Each of the entries should be retyped precisely as it appears.

___

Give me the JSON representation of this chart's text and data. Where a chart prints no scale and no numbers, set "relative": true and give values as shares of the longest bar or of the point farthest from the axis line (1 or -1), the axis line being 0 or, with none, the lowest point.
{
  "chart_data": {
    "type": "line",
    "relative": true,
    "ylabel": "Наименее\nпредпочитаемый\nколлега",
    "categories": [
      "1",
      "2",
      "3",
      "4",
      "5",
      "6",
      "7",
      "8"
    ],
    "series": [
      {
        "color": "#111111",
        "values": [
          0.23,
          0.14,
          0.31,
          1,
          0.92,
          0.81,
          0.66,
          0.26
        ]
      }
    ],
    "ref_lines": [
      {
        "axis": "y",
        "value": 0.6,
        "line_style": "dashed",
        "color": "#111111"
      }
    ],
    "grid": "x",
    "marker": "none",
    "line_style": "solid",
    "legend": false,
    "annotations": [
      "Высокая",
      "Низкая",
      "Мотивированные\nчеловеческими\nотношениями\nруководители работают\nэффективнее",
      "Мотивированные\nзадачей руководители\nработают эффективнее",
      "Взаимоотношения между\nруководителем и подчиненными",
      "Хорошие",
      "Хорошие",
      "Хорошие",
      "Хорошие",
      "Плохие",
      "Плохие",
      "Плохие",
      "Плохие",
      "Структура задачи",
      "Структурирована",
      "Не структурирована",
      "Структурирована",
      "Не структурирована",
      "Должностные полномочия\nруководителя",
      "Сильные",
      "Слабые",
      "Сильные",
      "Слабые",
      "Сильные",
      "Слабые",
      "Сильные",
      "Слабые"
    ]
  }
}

___

In response.
Give me the JSON representation of this chart's text and data. Where a chart prints no scale and no numbers, set "relative": true and give values as shares of the longest bar or of the point farthest from the axis line (1 or -1), the axis line being 0 or, with none, the lowest point.
{
  "chart_data": {
    "type": "line",
    "relative": true,
    "ylabel": "Наименее\nпредпочитаемый\nколлега",
    "categories": [
      "1",
      "2",
      "3",
      "4",
      "5",
      "6",
      "7",
      "8"
    ],
    "series": [
      {
        "color": "#111111",
        "values": [
          0.23,
          0.14,
          0.31,
          1,
          0.92,
          0.81,
          0.66,
          0.26
        ]
      }
    ],
    "ref_lines": [
      {
        "axis": "y",
        "value": 0.6,
        "line_style": "dashed",
        "color": "#111111"
      }
    ],
    "grid": "x",
    "marker": "none",
    "line_style": "solid",
    "legend": false,
    "annotations": [
      "Высокая",
      "Низкая",
      "Мотивированные\nчеловеческими\nотношениями\nруководители работают\nэффективнее",
      "Мотивированные\nзадачей руководители\nработают эффективнее",
      "Взаимоотношения между\nруководителем и подчиненными",
      "Хорошие",
      "Хорошие",
      "Хорошие",
      "Хорошие",
      "Плохие",
      "Плохие",
      "Плохие",
      "Плохие",
      "Структура задачи",
      "Структурирована",
      "Не структурирована",
      "Структурирована",
      "Не структурирована",
      "Должностные полномочия\nруководителя",
      "Сильные",
      "Слабые",
      "Сильные",
      "Слабые",
      "Сильные",
      "Слабые",
      "Сильные",
      "Слабые"
    ]
  }
}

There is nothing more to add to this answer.